**Directions for this task**. Each entry is to be retyped exactly as it appears, and each image is to be dropped.
====
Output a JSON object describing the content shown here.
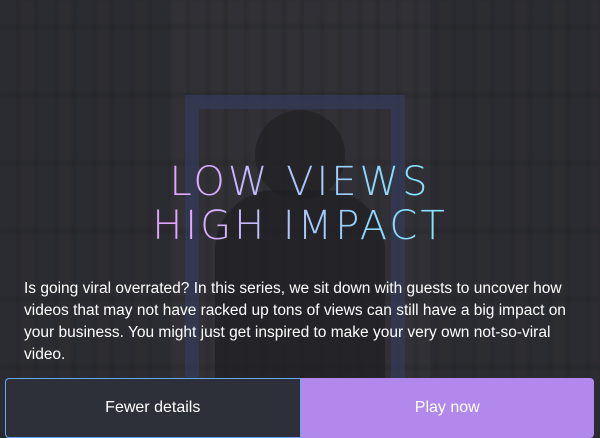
{
  "hero": {
    "logo_line1": "LOW VIEWS",
    "logo_line2": "HIGH IMPACT",
    "description": "Is going viral overrated? In this series, we sit down with guests to uncover how videos that may not have racked up tons of views can still have a big impact on your business. You might just get inspired to make your very own not-so-viral video."
  },
  "actions": {
    "secondary_label": "Fewer details",
    "primary_label": "Play now"
  },
  "colors": {
    "primary": "#b388ec",
    "secondary_bg": "#2d3038",
    "focus_outline": "#6aa6ff",
    "background": "#303136"
  }
}
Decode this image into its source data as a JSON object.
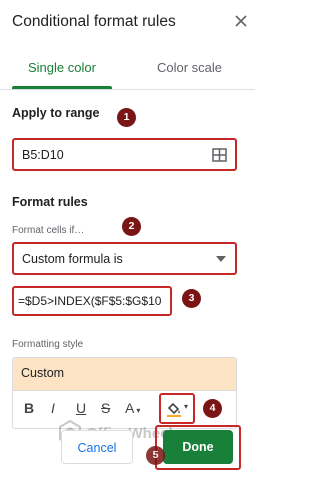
====
**Task response**.
Output a JSON object describing the content shown here.
{
  "hero": {
    "logo_line1": "LOW VIEWS",
    "logo_line2": "HIGH IMPACT",
    "description": "Is going viral overrated? In this series, we sit down with guests to uncover how videos that may not have racked up tons of views can still have a big impact on your business. You might just get inspired to make your very own not-so-viral video."
  },
  "actions": {
    "secondary_label": "Fewer details",
    "primary_label": "Play now"
  },
  "colors": {
    "primary": "#b388ec",
    "secondary_bg": "#2d3038",
    "focus_outline": "#6aa6ff",
    "background": "#303136"
  }
}
Decode this image into its source data as a JSON object.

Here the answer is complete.